_Extrait fourni_

Blocus du 17 novembre : une colère légitime

En l’espace de dix mois, soit en moins d’une année, le prix du gasoil en France a augmenté de 15%. A cette allure, il est clairement admis que le prix du gasoil atteindra celui de l’essence en 2019. Ce sera là le cadeau de Macron et d’En Marche en guise d’étrennes.

En effet, au 1er janvier 2019, les taxes de l’Etat sur les carburants augmenteront de 6,5 centimes sur le diesel et de 2,9 centimes sur l’essence. Les économistes s’entendent même pour dire que cette hausse des taxes pour le seul gasoil coûtera 1,9 milliard aux Français !

Ajoutons à cette spoliation fiscale pilotée par l’Elysée, la suppression du taux réduit sur le gasoil non routier tel que le prévoit le projet de loi de finances pour 2019. Cette mesure représenterait un coût supplémentaire de 700 millions d’euros pour la seule activité des travaux publics sans oublier le monde agricole, déjà bien oublié et malmené, qui pâtirait immédiatement de ce qui est bien une hausse fiscale déguisée et un mépris total du monde agricole.

_Exercices proposés_
1. D'après le texte sur le blocus du 17 novembre, pourquoi le prix du gasoil devrait-il atteindre celui de l'essence en 2019 ?
2. Prolongez le texte sur le blocus du 17 novembre en reprenant après sa dernière phrase.

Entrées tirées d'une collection

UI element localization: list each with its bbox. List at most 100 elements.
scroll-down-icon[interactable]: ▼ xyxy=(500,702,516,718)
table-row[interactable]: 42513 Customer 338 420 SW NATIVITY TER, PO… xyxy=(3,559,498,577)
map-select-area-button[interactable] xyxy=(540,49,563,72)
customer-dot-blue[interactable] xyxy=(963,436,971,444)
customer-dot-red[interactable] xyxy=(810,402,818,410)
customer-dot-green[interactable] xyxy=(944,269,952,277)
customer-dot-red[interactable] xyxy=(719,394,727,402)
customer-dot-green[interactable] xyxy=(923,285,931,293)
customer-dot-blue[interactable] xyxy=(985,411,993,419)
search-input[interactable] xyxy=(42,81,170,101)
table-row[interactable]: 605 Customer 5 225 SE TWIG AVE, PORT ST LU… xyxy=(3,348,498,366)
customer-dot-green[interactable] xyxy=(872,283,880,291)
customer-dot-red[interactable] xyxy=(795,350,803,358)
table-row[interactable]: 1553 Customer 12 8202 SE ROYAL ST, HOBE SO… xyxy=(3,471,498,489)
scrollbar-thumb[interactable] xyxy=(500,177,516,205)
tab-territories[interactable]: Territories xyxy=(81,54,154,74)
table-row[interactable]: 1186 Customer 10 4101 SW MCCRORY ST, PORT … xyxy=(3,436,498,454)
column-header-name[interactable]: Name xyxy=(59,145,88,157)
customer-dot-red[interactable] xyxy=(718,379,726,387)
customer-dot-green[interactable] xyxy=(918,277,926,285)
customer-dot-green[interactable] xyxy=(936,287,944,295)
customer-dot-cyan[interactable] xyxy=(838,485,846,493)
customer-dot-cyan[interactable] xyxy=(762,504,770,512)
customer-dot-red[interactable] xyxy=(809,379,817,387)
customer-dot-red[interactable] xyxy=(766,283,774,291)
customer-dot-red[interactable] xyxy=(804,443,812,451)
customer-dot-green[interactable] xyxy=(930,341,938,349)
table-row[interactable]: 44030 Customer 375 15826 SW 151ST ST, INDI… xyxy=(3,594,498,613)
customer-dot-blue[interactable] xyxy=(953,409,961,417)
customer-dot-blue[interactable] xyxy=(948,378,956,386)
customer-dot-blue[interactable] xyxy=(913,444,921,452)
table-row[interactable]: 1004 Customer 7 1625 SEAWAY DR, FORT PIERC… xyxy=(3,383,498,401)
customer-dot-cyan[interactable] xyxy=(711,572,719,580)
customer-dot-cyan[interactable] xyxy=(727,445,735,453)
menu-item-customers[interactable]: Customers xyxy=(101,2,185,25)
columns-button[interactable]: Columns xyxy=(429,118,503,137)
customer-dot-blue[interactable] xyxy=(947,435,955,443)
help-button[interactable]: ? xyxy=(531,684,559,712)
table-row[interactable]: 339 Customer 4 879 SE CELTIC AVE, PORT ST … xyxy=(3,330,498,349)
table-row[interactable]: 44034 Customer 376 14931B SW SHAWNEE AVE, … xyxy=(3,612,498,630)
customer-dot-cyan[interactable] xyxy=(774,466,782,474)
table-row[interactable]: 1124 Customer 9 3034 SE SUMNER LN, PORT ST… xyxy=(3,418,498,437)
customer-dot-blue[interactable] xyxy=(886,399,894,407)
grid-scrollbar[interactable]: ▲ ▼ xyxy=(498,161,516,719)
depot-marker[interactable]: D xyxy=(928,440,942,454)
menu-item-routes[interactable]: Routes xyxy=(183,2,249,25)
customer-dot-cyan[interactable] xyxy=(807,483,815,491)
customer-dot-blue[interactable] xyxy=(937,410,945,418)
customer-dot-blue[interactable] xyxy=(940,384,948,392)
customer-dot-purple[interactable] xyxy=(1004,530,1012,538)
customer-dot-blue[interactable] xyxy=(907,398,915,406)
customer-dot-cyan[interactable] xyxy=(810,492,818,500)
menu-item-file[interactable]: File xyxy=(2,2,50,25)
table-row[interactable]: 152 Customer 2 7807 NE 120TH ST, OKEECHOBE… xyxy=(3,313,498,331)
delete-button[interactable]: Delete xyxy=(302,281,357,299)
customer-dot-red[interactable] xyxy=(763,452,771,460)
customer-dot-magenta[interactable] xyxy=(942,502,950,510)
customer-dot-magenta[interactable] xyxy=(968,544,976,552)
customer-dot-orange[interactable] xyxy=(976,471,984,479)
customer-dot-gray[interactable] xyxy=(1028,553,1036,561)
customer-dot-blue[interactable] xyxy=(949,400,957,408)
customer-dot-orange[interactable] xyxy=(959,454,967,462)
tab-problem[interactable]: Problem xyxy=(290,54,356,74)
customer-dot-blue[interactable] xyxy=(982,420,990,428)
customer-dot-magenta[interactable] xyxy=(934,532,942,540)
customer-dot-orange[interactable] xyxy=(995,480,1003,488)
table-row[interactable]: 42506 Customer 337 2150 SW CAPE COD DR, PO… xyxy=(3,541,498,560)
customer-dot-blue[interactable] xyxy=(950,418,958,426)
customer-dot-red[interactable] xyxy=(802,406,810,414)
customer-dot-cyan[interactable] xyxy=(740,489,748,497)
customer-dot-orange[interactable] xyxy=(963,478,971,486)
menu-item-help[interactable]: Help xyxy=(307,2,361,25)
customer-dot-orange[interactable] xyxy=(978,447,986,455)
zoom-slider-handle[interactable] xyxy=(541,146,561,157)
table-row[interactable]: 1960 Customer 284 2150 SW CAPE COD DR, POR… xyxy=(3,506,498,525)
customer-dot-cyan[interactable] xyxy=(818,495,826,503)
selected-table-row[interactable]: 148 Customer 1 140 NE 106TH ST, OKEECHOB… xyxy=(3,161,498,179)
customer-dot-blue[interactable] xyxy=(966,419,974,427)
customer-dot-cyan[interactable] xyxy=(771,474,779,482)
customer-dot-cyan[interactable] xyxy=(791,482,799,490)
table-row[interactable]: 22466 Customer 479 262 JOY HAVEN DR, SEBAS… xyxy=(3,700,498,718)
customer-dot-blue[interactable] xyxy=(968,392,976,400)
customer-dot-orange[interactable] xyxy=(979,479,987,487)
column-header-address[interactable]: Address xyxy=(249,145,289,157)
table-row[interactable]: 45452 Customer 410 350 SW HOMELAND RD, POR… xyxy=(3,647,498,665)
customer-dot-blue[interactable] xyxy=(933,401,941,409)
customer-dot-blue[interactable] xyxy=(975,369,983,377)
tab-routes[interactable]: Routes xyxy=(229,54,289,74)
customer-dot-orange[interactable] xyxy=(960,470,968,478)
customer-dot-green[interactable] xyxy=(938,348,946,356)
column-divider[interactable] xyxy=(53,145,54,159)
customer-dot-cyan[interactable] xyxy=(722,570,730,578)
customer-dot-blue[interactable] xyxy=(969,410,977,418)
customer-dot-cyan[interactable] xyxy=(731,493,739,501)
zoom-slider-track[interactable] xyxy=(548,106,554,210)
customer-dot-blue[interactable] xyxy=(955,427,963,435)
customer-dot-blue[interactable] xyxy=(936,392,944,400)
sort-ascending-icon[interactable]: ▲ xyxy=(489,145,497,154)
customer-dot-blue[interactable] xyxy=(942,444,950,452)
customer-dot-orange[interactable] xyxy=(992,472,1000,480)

_Corrigés_
1. En dix mois, le prix du gasoil en France a augmenté de 15 %. Le texte estime qu'à cette allure, il rejoindra celui de l'essence en 2019.

2.
N’oublions pas non plus, que depuis son arrivée au pouvoir, Emmanuel Macron a créé 8 nouvelles taxes, qu’il a collecté 5 milliards d’euros supplémentaires, et qu’il a augmenté le montant du taux de C.S.G., pour une inflation attendue de 1,6%. Alors que Macron anticipait une croissance de 2%, nous devons sobrement nous contenter d’un taux de croissance de … 0,2%. Sans occulter l’indécent prélèvement à la source qui devrait coûter rien qu’à l’Etat près de 2 milliards d’euros. Le pire, c’est que le montant de toutes les taxes, impôts et autres cotisations dans notre pays atteint la somme faramineuse de 1.038 milliards d’euros, nous faisant les champions du monde toutes catégories confondues. Pourtant, parallèlement, les dépenses publiques se sont envolées représentant désormais 47,2% du P.I.B., l’Etat n’ayant réduit ses dépenses que de 3 milliards d’euros alors qu’il était prévu que son train de vie baisse de 21 milliards d’euros ces cinq dernières années

Le plus grave, c’est que ce pillage fiscal ne profite même pas à nos infrastructures, à nos équipements ou à notre politique de santé. Sur les 5 milliards d’euros collectés, 4 milliards sont d’ores et déjà réservés au seul accueil des migrants, lorsque 200 millions d’euros supplémentaires ont été consacrés en un an à la politique d’accueil des clandestins, somme pourtant supprimée du budget dépendance du ministère de la Santé alloué aux maisons de retraite.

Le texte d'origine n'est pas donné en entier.